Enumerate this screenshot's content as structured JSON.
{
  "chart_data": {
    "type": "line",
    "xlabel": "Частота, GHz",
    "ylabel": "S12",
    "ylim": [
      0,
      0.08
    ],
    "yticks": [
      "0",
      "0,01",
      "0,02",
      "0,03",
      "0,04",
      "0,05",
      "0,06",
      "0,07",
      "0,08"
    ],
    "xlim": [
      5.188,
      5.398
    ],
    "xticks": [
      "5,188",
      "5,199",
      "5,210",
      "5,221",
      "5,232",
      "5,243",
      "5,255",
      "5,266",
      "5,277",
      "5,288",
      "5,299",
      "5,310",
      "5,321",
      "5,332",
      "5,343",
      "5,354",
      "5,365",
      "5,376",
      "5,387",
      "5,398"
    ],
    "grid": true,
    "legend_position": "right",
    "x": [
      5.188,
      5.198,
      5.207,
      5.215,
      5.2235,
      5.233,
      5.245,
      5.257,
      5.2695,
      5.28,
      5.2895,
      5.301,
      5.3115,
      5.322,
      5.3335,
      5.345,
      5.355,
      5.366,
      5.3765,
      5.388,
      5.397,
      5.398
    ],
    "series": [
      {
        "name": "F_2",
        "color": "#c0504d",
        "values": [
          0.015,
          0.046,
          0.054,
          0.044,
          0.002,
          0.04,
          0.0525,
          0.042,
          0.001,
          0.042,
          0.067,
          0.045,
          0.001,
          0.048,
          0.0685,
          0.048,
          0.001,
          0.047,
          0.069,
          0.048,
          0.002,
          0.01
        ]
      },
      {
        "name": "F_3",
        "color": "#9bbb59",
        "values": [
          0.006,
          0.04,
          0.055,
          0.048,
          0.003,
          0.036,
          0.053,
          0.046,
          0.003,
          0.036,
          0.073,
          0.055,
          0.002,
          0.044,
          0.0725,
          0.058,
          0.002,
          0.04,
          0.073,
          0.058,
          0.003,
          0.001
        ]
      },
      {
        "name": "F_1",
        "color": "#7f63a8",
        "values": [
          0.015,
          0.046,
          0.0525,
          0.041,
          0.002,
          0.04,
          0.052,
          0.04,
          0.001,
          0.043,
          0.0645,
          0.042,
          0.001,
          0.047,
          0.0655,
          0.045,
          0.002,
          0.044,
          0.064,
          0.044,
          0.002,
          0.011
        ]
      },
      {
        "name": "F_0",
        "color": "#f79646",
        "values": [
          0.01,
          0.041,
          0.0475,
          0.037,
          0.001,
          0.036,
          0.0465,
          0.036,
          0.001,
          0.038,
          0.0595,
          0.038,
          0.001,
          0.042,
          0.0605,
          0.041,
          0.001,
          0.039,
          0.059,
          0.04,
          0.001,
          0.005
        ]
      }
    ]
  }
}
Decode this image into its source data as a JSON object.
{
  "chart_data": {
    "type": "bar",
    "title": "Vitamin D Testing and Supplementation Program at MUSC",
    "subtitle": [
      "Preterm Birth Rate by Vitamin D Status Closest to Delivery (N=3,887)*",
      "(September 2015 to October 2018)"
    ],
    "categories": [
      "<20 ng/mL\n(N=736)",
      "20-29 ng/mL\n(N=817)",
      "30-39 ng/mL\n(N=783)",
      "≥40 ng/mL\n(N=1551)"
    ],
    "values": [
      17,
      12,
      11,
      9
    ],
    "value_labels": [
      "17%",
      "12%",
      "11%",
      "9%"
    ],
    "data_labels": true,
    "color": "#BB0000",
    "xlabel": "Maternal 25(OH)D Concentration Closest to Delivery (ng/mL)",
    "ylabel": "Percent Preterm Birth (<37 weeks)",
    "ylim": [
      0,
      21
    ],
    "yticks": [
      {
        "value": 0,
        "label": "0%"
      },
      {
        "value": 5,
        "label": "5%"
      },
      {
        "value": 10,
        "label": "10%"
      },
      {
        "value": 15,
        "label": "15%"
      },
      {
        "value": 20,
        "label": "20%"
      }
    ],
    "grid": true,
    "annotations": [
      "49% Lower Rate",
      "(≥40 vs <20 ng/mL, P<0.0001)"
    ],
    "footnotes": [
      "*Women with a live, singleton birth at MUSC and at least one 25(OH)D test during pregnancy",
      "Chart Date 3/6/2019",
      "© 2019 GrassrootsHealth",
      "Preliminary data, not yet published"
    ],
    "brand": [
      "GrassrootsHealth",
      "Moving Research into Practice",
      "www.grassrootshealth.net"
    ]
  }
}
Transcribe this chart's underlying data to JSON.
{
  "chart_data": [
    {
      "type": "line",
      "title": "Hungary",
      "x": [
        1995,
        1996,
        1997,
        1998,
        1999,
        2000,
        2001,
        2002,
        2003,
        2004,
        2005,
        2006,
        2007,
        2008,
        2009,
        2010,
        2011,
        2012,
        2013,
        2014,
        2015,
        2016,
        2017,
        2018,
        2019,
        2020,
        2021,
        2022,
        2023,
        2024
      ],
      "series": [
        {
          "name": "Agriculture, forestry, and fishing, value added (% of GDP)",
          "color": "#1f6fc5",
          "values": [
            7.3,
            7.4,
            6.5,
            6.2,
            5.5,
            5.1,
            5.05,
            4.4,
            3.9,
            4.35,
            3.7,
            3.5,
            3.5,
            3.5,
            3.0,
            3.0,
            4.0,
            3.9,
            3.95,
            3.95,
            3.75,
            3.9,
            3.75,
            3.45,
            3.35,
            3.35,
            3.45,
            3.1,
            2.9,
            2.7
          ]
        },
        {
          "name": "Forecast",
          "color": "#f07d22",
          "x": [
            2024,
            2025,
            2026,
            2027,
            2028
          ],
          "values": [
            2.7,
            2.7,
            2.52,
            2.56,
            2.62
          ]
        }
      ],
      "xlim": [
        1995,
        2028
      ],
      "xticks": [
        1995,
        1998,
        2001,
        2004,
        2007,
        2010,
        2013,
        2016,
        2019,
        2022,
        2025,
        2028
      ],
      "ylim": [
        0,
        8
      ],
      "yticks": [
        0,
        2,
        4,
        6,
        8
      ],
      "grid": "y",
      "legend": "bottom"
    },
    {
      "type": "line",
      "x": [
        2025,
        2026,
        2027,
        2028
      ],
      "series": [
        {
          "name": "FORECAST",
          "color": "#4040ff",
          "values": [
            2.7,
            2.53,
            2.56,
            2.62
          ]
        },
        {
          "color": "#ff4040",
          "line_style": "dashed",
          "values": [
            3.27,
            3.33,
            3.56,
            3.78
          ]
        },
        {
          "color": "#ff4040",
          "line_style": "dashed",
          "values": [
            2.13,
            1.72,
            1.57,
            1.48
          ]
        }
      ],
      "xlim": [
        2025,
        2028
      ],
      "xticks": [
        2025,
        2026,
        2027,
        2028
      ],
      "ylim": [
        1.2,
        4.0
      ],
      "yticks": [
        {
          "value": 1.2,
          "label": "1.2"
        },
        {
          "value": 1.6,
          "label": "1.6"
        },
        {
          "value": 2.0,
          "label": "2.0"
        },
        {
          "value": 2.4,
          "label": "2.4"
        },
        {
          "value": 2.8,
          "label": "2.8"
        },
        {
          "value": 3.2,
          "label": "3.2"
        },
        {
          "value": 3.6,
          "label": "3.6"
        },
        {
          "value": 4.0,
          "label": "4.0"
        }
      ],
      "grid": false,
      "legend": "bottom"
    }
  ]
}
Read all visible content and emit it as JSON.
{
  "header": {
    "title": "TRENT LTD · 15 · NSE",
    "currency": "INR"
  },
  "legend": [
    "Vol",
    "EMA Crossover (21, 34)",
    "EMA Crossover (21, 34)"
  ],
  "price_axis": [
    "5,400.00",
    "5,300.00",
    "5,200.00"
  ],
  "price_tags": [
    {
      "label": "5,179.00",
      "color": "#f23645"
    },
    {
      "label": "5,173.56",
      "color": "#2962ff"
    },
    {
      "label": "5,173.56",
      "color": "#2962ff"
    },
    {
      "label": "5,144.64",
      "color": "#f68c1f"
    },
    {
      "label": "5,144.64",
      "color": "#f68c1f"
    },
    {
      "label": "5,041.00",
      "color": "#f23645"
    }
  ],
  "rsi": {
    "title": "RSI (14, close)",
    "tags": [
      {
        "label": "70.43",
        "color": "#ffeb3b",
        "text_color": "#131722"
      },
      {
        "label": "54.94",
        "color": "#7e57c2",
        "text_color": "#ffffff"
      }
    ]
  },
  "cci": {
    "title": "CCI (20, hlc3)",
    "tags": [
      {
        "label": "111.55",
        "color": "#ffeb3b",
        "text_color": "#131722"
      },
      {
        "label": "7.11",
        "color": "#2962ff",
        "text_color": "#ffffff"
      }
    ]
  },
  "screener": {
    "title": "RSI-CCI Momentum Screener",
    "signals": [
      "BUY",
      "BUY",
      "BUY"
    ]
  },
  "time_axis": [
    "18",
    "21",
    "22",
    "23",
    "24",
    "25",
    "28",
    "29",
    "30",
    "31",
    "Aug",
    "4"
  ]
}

===============

Pull out all lines in the data above that include "content".

Enumerate this screenshot's content as structured JSON.
Read all visible content and emit it as JSON.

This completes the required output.